* _GIVEN PROBLEM_:
Leave out the images and repeat the listing below without a single change.

Extracted data entries:
*-*-*
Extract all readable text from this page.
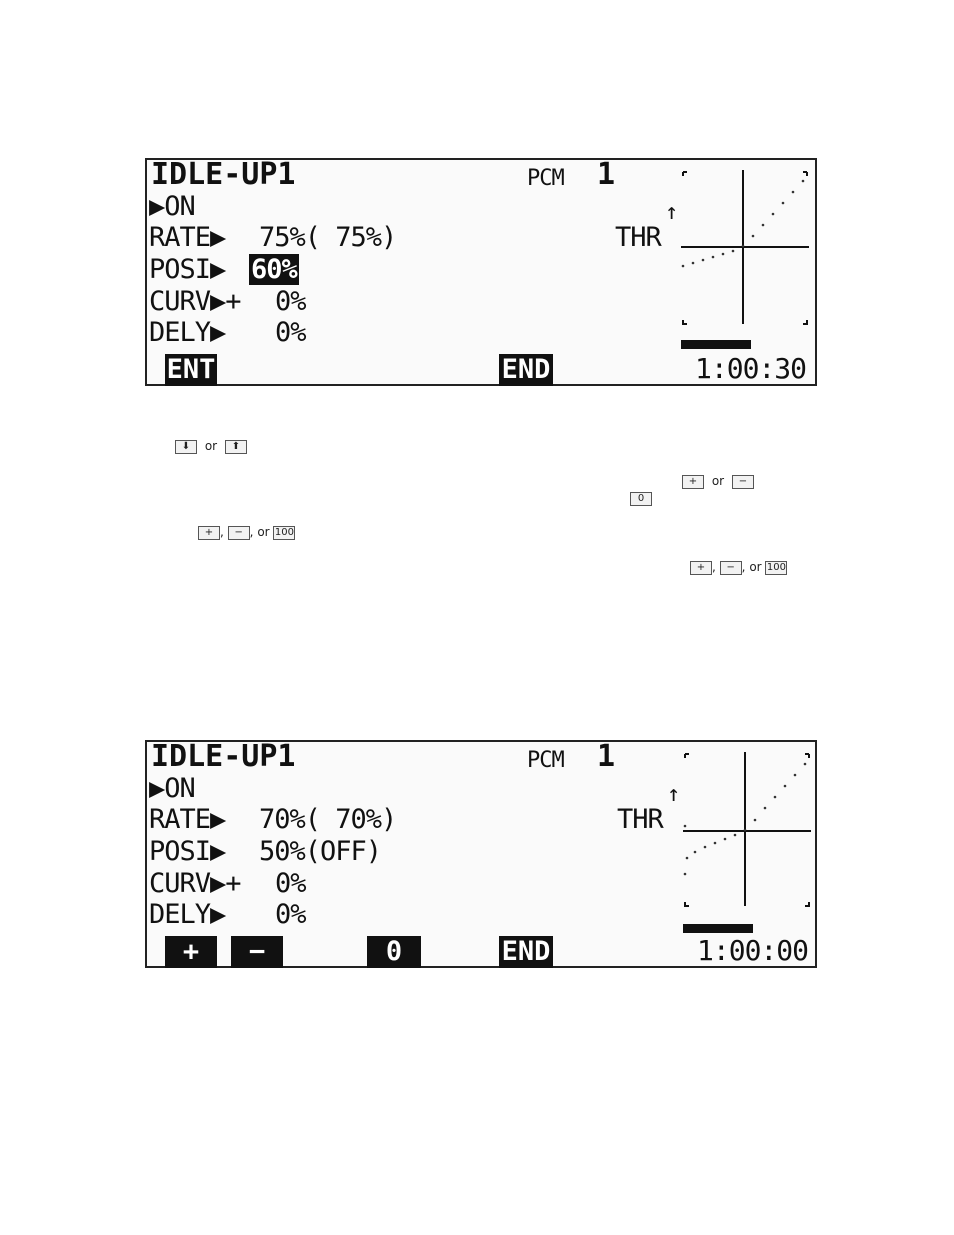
IDLE-UP1	PCM 1
▶ON
RATE▶ 75%( 75%)
POSI▶ 60%
CURV▶+ 0%
DELY▶ 0%
THR
↑
ENT	END	1:00:30
⬇ or ⬆
+ or −
0
+ , − , or 100
+ , − , or 100
IDLE-UP1	PCM 1
▶ON
RATE▶ 70%( 70%)
POSI▶ 50%(OFF)
CURV▶+ 0%
DELY▶ 0%
THR
↑
+	−	0	END	1:00:00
*-*-*
* _OUTPUT_:
Extract all readable text from this page.
IDLE-UP1	PCM 1
▶ON
RATE▶ 75%( 75%)
POSI▶ 60%
CURV▶+ 0%
DELY▶ 0%
THR
↑
ENT	END	1:00:30
⬇ or ⬆
+ or −
0
+ , − , or 100
+ , − , or 100
IDLE-UP1	PCM 1
▶ON
RATE▶ 70%( 70%)
POSI▶ 50%(OFF)
CURV▶+ 0%
DELY▶ 0%
THR
↑
+	−	0	END	1:00:00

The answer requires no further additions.